Directive A: In the records, reproduce everything from the line containing "calendar-day[interactable]: 1 <box>772" down to the line containing "calendar-day[interactable]: 27 <box>638", both lines included, with each line unchanged.

Text passage:
BY MARY SERUMAGA NOVEMBER 29, 2023
Like other British imperial possessions, Palestine was acquired on the cheap and under false pretences, official corruption sealing a deal doomed to end in perpetual violence.
“Zionism will fail, the experiment to which the noble Earl referred will fail, the harm done by dumping down an alien population upon an Arab country – Arab all around in the hinterland – may never be remedied…what we have done is, by concessions, not to the Jewish people but to a Zionist extreme section, to start a running sore in the East, and no one can tell how far that sore will extend.”
– British Government, Hansard, House of Lords, 21 June 1922, p. 1025
Although Palestine fell under the sway of the British Empire more than twenty years after what became the Uganda Protectorate (1894) and Kenya Protectorate (1895), the rationale and methods of effecting the conquest were the same. Southern Rhodesia, now Zimbabwe (1923) became a British colony in the same month and year the British Mandate over Palestine came in to force. Like Palestine, Tanganyika (1919) was put under British Protection by the League of Nations having been confiscated from Germany, a previous imperial power that had lost its colonial territories to reparations in the Versailles Treaty.
Background
To understand how Palestine became a British Mandated Territory it is necessary to return to the 19th century when, together with what became Iran, Iraq (Mesopotamia), Syria, Jordan, Lebanon and Palestine, were part of the Ottoman Empire. Chotzidis’s paper indicates that the Ottoman Empire (OE) was heavily in debt on the international money market as well as to domestic banks, in 1917. Much of the debt arose from persistent budget deficits consequent on the extravagance of the Sultan (who had no difficulty borrowing on the international market despite his known poor governance). The OE’s participation in the Crimean War (1854-56) added to the unsustainable debt burden.
Interest payable on the debt reached 56 percent of revenue in 1874 causing the Sultan to default in 1876. He decreed (without consultation with his creditors) that interest payments were to be halved. His domestic creditors pushed for an agreement under which the OE ceded six sources of revenue to the bankers: tobacco and salt monopolies in the empire (for a decade); stamp duty, and some commodities taxes. Using these revenues, the banks were able to bring the interest payments up to date. European creditors then exerted pressure for the creation of the Ottoman Public Debt Administration (OPDA) to manage the OE’s revenue collection and debt payments on behalf of the European bond-holders and other creditors, a sort of precursor to the International Monetary Fund (IMF). The Ottoman Empire fell after its defeat in the First World War after which the League of Nations made its constituent parts, including Palestine, mandated territory.
THE OPDA board members were so enterprising that they hired contractors to invest in sectors from which the OPDA collected revenues. Many of the contractors who were awarded concessions had members on the OPDA board of directors. The firms were paid to run these enterprises as well as share in the profits. The terms were more than favourable: guarantees of minimum weights of cargo to run on the railways they built failure to meet which resulted in the balance having to be paid to them in cash. Railway companies were given ownership of oil and other minerals found twenty kilometres on either side of the tracks; sheep tax and commodity tithes (taxes) collected along the tracks were to be paid directly to the OPDA and the amounts were also guaranteed.

Directive B: Write out the Palestine article word for word, from "BY MARY SERUMAGA" down to "in perpetual violence.".

Material supplied:

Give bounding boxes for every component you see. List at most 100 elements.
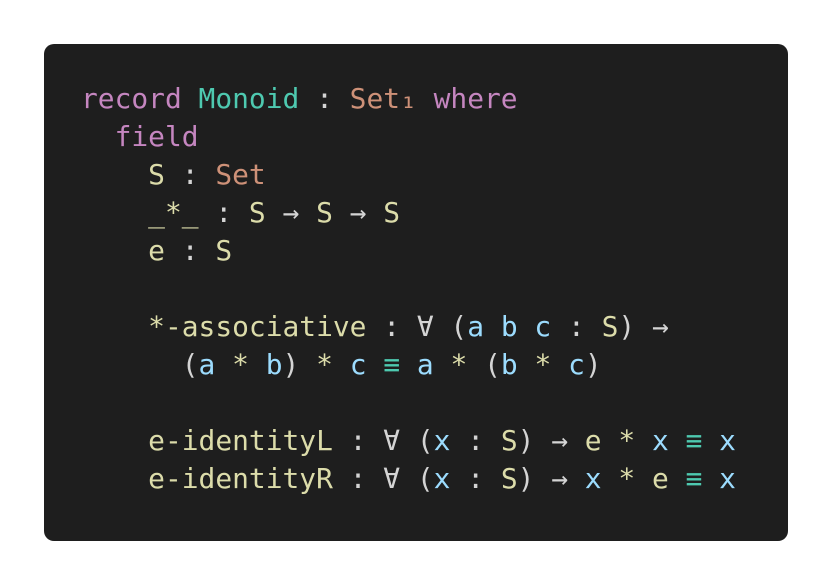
code-token-plain: ) → (517, 424, 585, 457)
code-line: e : S (81, 232, 736, 270)
code-token-var: x (719, 424, 736, 457)
code-token-plain: : (551, 310, 602, 343)
code-token-eq: ≡ (685, 424, 703, 457)
code-token-var: b (500, 310, 518, 343)
code-token-var: x (433, 462, 451, 495)
code-token-func: S (601, 310, 619, 343)
code-line: record Monoid : Set₁ where (81, 80, 736, 118)
code-token-var: x (719, 462, 736, 495)
code-token-plain: : ∀ ( (332, 462, 434, 495)
code-token-func: S (500, 462, 518, 495)
code-token-var: c (349, 348, 367, 381)
code-token-func: e (651, 462, 669, 495)
code-token-func: S (383, 196, 401, 229)
code-token-plain: ) → (517, 462, 585, 495)
code-token-func: * (618, 424, 636, 457)
code-line: S : Set (81, 156, 736, 194)
code-token-var: c (534, 310, 552, 343)
code-block: record Monoid : Set₁ where field S : Set… (44, 44, 788, 541)
code-token-type: Monoid (198, 82, 300, 115)
code-line (81, 270, 736, 308)
code-token-func: * (232, 348, 249, 381)
code-token-plain: ( (467, 348, 501, 381)
code-line: e-identityR : ∀ (x : S) → x * e ≡ x (81, 460, 736, 498)
code-token-var: a (198, 348, 216, 381)
code-line: field (81, 118, 736, 156)
code-token-func: * (534, 348, 552, 381)
code-token-plain: : (164, 158, 216, 191)
code-token-sort: Set (215, 158, 266, 191)
code-token-func: e-identityR (148, 462, 333, 495)
code-line: _*_ : S → S → S (81, 194, 736, 232)
code-token-plain: : ∀ ( (366, 310, 468, 343)
code-token-keyword: record (81, 82, 182, 115)
code-token-plain: ) → (618, 310, 669, 343)
code-token-var: x (584, 462, 602, 495)
code-token-keyword: where (433, 82, 518, 115)
code-token-func: S (215, 234, 233, 267)
code-token-plain: : (299, 82, 350, 115)
code-token-func: S (500, 424, 518, 457)
code-token-plain: → (332, 196, 384, 229)
code-token-eq: ≡ (383, 348, 401, 381)
code-token-func: * (450, 348, 468, 381)
code-line: *-associative : ∀ (a b c : S) → (81, 308, 736, 346)
code-token-func: * (316, 348, 333, 381)
code-token-sort: Set₁ (349, 82, 417, 115)
code-token-keyword: field (114, 120, 199, 153)
code-token-var: b (500, 348, 518, 381)
code-token-func: S (248, 196, 266, 229)
code-line (81, 384, 736, 422)
code-token-eq: ≡ (685, 462, 703, 495)
code-token-func: S (316, 196, 333, 229)
code-token-plain: : (450, 462, 501, 495)
code-token-var: b (265, 348, 283, 381)
code-token-func: e-identityL (148, 424, 333, 457)
code-token-plain: ( (81, 348, 199, 381)
code-token-plain: ) (584, 348, 602, 381)
code-token-func: S (148, 158, 165, 191)
code-token-var: x (433, 424, 451, 457)
code-token-var: c (568, 348, 585, 381)
code-token-plain: : (164, 234, 216, 267)
code-token-func: *-associative (148, 310, 367, 343)
code-line: e-identityL : ∀ (x : S) → e * x ≡ x (81, 422, 736, 460)
code-token-func: _*_ (148, 196, 199, 229)
code-token-var: a (467, 310, 485, 343)
code-token-var: x (651, 424, 669, 457)
code-token-func: e (584, 424, 602, 457)
code-token-func: e (148, 234, 165, 267)
code-line: (a * b) * c ≡ a * (b * c) (81, 346, 736, 384)
code-token-plain: : ∀ ( (332, 424, 434, 457)
code-token-func: * (618, 462, 636, 495)
code-token-plain: : (198, 196, 249, 229)
code-content: record Monoid : Set₁ where field S : Set… (81, 80, 736, 498)
code-token-plain: → (265, 196, 317, 229)
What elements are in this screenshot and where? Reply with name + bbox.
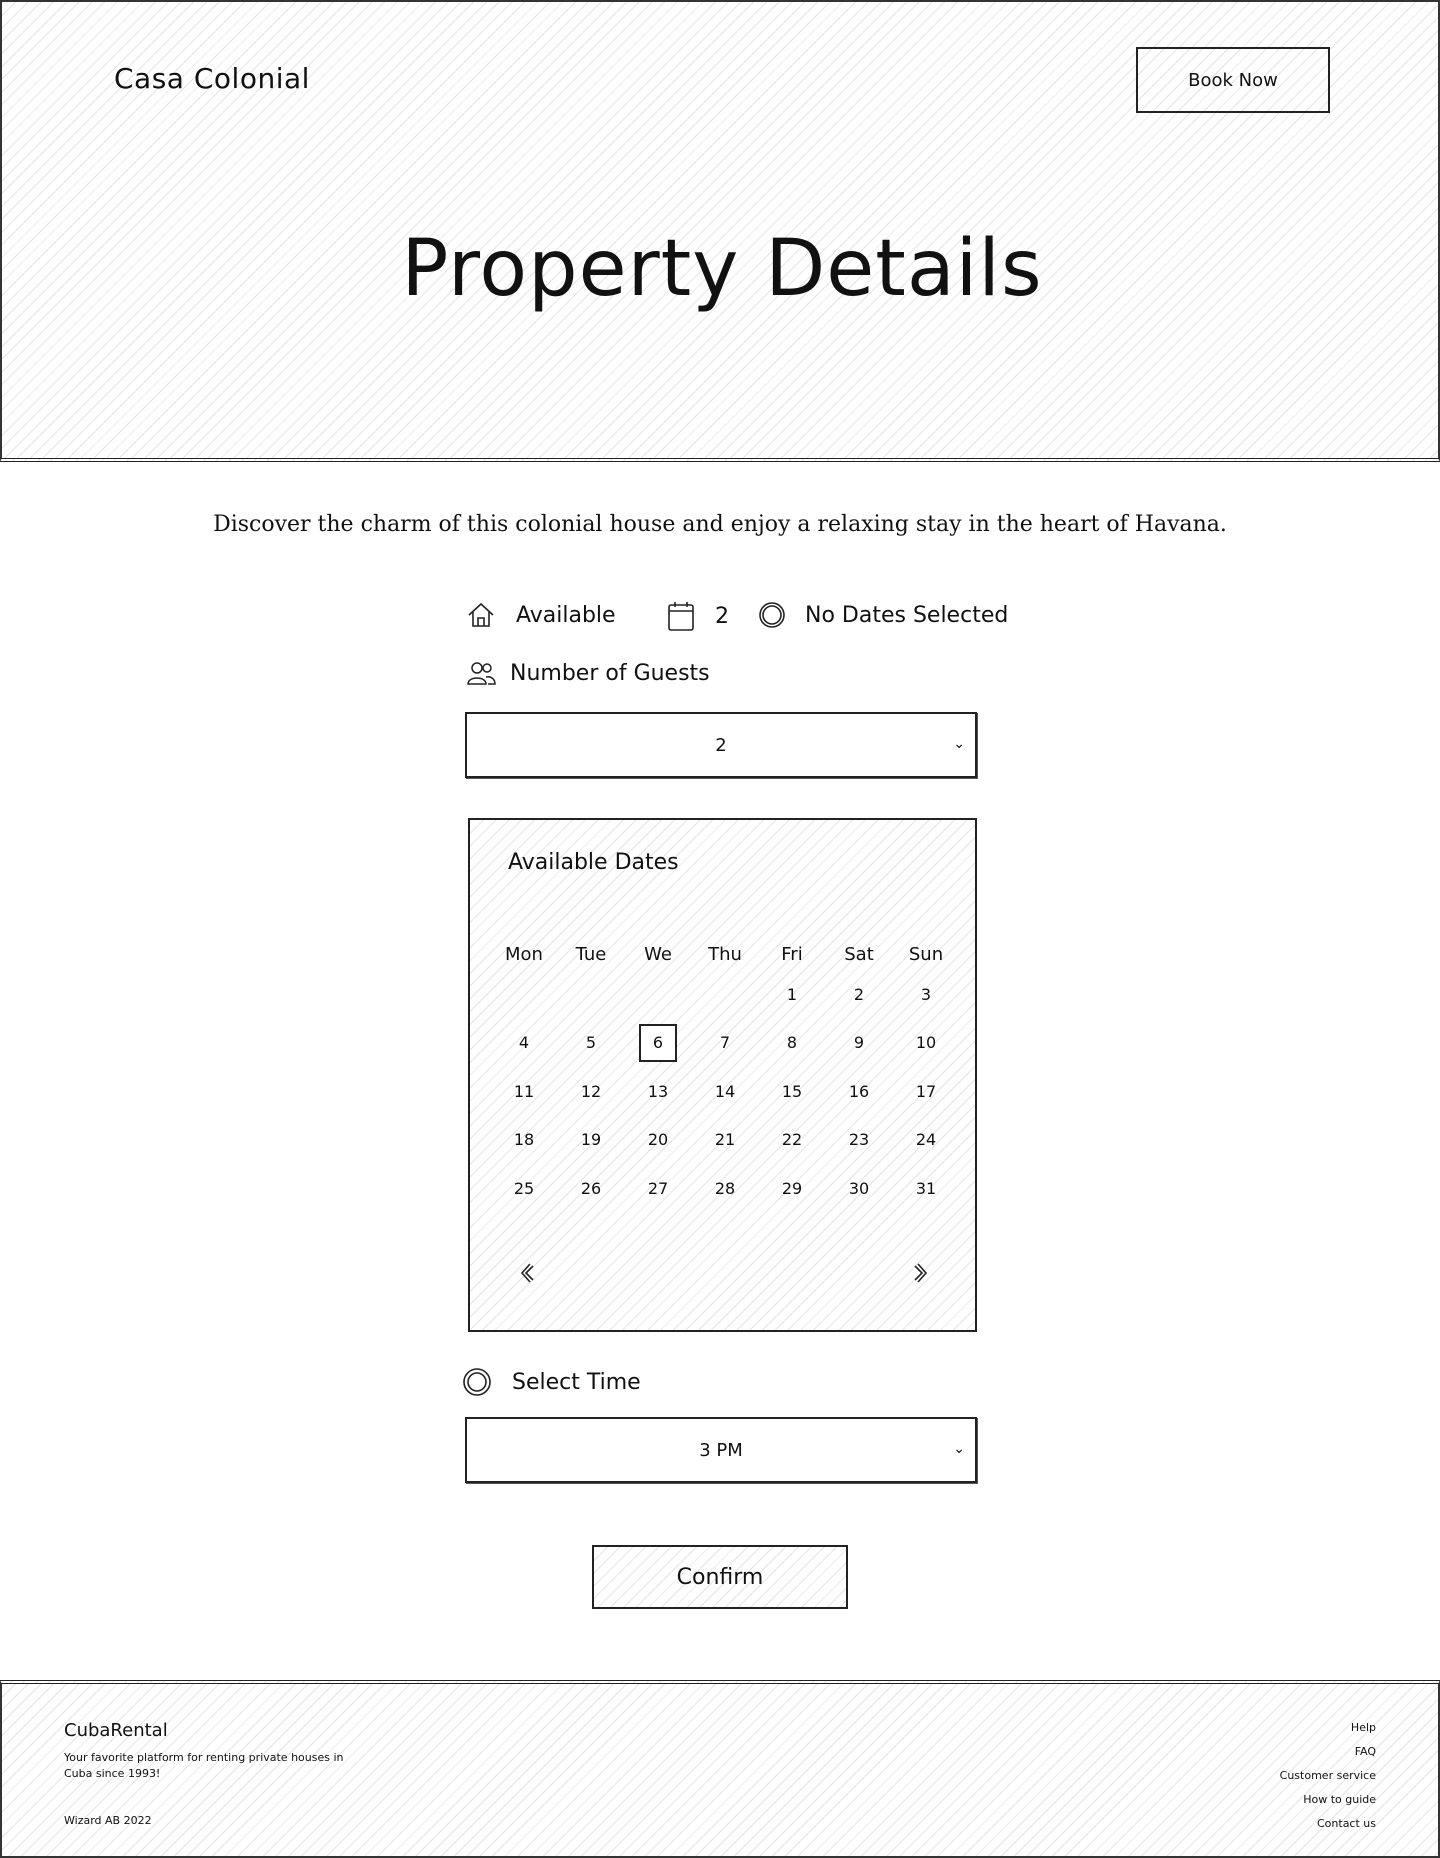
calendar-day[interactable]: 1 <box>772 977 812 1011</box>
calendar-day[interactable]: 29 <box>772 1171 812 1205</box>
calendar-day[interactable]: 26 <box>571 1171 611 1205</box>
weekday-header: Sat <box>844 944 874 965</box>
calendar-day-selected[interactable]: 6 <box>639 1023 677 1062</box>
weekday-header: We <box>644 944 672 965</box>
guests-label: Number of Guests <box>510 660 710 686</box>
house-icon <box>466 600 496 630</box>
time-heading: Select Time <box>462 1367 641 1397</box>
footer-link-help[interactable]: Help <box>1280 1716 1376 1740</box>
confirm-button[interactable]: Confirm <box>592 1545 848 1609</box>
footer-link-contact-us[interactable]: Contact us <box>1280 1812 1376 1836</box>
weekday-header: Sun <box>908 944 944 965</box>
calendar-day[interactable]: 7 <box>705 1026 745 1060</box>
calendar-day[interactable]: 24 <box>906 1123 946 1157</box>
radio-circle-icon <box>462 1367 492 1397</box>
site-footer: CubaRental Your favorite platform for re… <box>0 1680 1440 1858</box>
dates-label: No Dates Selected <box>805 602 1009 628</box>
chevron-left-icon <box>520 1263 534 1283</box>
footer-tagline: Your favorite platform for renting priva… <box>64 1751 344 1780</box>
calendar-day[interactable]: 5 <box>571 1026 611 1060</box>
calendar-day[interactable]: 2 <box>839 977 879 1011</box>
hero-header: Casa Colonial Book Now Property Details <box>0 0 1440 462</box>
footer-copyright: Wizard AB 2022 <box>64 1814 152 1827</box>
availability-label: Available <box>516 602 616 628</box>
time-select-value: 3 PM <box>699 1439 743 1461</box>
dates-status: No Dates Selected <box>757 600 1008 630</box>
calendar-day[interactable]: 25 <box>504 1171 544 1205</box>
time-select[interactable]: 3 PM ⌄ <box>465 1417 977 1483</box>
calendar-day[interactable]: 20 <box>638 1123 678 1157</box>
calendar-day[interactable]: 9 <box>839 1026 879 1060</box>
page-title: Property Details <box>401 224 1043 314</box>
users-icon <box>466 660 496 686</box>
calendar-day[interactable]: 15 <box>772 1074 812 1108</box>
calendar-day[interactable]: 14 <box>705 1074 745 1108</box>
calendar-title: Available Dates <box>508 850 679 875</box>
guests-select[interactable]: 2 ⌄ <box>465 712 977 778</box>
availability-status: Available <box>466 600 616 630</box>
calendar-day[interactable]: 27 <box>638 1171 678 1205</box>
calendar-day[interactable]: 11 <box>504 1074 544 1108</box>
calendar-day[interactable]: 13 <box>638 1074 678 1108</box>
chevron-down-icon: ⌄ <box>953 736 965 752</box>
footer-links: Help FAQ Customer service How to guide C… <box>1280 1716 1376 1836</box>
calendar-day[interactable]: 21 <box>705 1123 745 1157</box>
footer-link-how-to-guide[interactable]: How to guide <box>1280 1788 1376 1812</box>
footer-brand: CubaRental <box>64 1720 168 1741</box>
calendar-day[interactable]: 22 <box>772 1123 812 1157</box>
guests-select-value: 2 <box>715 734 727 756</box>
calendar-day[interactable]: 16 <box>839 1074 879 1108</box>
calendar-day[interactable]: 31 <box>906 1171 946 1205</box>
calendar-day[interactable]: 28 <box>705 1171 745 1205</box>
calendar-day[interactable]: 17 <box>906 1074 946 1108</box>
weekday-header: Thu <box>708 944 742 965</box>
footer-link-faq[interactable]: FAQ <box>1280 1740 1376 1764</box>
calendar-icon <box>667 600 695 632</box>
next-month-button[interactable] <box>906 1258 936 1288</box>
calendar-day[interactable]: 23 <box>839 1123 879 1157</box>
calendar-day[interactable]: 12 <box>571 1074 611 1108</box>
calendar-day[interactable]: 30 <box>839 1171 879 1205</box>
site-brand[interactable]: Casa Colonial <box>114 62 310 95</box>
radio-circle-icon <box>757 600 787 630</box>
nights-count: 2 <box>715 603 729 629</box>
calendar-day[interactable]: 3 <box>906 977 946 1011</box>
availability-calendar: Available Dates Mon Tue We Thu Fri Sat Sun 1 2 3 4… <box>468 818 977 1332</box>
calendar-day[interactable]: 4 <box>504 1026 544 1060</box>
previous-month-button[interactable] <box>512 1258 542 1288</box>
weekday-header: Tue <box>575 944 607 965</box>
weekday-header: Mon <box>505 944 543 965</box>
time-label: Select Time <box>512 1369 641 1395</box>
chevron-down-icon: ⌄ <box>953 1441 965 1457</box>
nights-status: 2 <box>667 600 729 632</box>
guests-heading: Number of Guests <box>466 660 710 686</box>
chevron-right-icon <box>914 1263 928 1283</box>
calendar-day[interactable]: 18 <box>504 1123 544 1157</box>
book-now-button[interactable]: Book Now <box>1136 47 1330 113</box>
weekday-header: Fri <box>781 944 803 965</box>
calendar-day[interactable]: 19 <box>571 1123 611 1157</box>
footer-link-customer-service[interactable]: Customer service <box>1280 1764 1376 1788</box>
calendar-day[interactable]: 10 <box>906 1026 946 1060</box>
calendar-day[interactable]: 8 <box>772 1026 812 1060</box>
intro-text: Discover the charm of this colonial hous… <box>213 512 1227 537</box>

Reply A:
calendar-day[interactable]: 1 <box>772 977 812 1011</box>
calendar-day[interactable]: 29 <box>772 1171 812 1205</box>
calendar-day[interactable]: 26 <box>571 1171 611 1205</box>
weekday-header: Sat <box>844 944 874 965</box>
calendar-day-selected[interactable]: 6 <box>639 1023 677 1062</box>
weekday-header: We <box>644 944 672 965</box>
guests-label: Number of Guests <box>510 660 710 686</box>
house-icon <box>466 600 496 630</box>
time-heading: Select Time <box>462 1367 641 1397</box>
footer-link-help[interactable]: Help <box>1280 1716 1376 1740</box>
confirm-button[interactable]: Confirm <box>592 1545 848 1609</box>
footer-link-contact-us[interactable]: Contact us <box>1280 1812 1376 1836</box>
weekday-header: Sun <box>908 944 944 965</box>
calendar-day[interactable]: 7 <box>705 1026 745 1060</box>
calendar-day[interactable]: 24 <box>906 1123 946 1157</box>
radio-circle-icon <box>462 1367 492 1397</box>
site-footer: CubaRental Your favorite platform for re… <box>0 1680 1440 1858</box>
dates-label: No Dates Selected <box>805 602 1009 628</box>
chevron-left-icon <box>520 1263 534 1283</box>
footer-tagline: Your favorite platform for renting priva… <box>64 1751 344 1780</box>
calendar-day[interactable]: 5 <box>571 1026 611 1060</box>
calendar-day[interactable]: 2 <box>839 977 879 1011</box>
hero-header: Casa Colonial Book Now Property Details <box>0 0 1440 462</box>
footer-copyright: Wizard AB 2022 <box>64 1814 152 1827</box>
availability-label: Available <box>516 602 616 628</box>
time-select-value: 3 PM <box>699 1439 743 1461</box>
dates-status: No Dates Selected <box>757 600 1008 630</box>
calendar-day[interactable]: 25 <box>504 1171 544 1205</box>
time-select[interactable]: 3 PM ⌄ <box>465 1417 977 1483</box>
calendar-day[interactable]: 20 <box>638 1123 678 1157</box>
calendar-day[interactable]: 9 <box>839 1026 879 1060</box>
page-title: Property Details <box>401 224 1043 314</box>
users-icon <box>466 660 496 686</box>
calendar-day[interactable]: 15 <box>772 1074 812 1108</box>
calendar-day[interactable]: 14 <box>705 1074 745 1108</box>
calendar-title: Available Dates <box>508 850 679 875</box>
guests-select[interactable]: 2 ⌄ <box>465 712 977 778</box>
availability-status: Available <box>466 600 616 630</box>
calendar-day[interactable]: 27 <box>638 1171 678 1205</box>

Reply B:
BY MARY SERUMAGA NOVEMBER 29, 2023
Like other British imperial possessions, Palestine was acquired on the cheap and under false pretences, official corruption sealing a deal doomed to end in perpetual violence.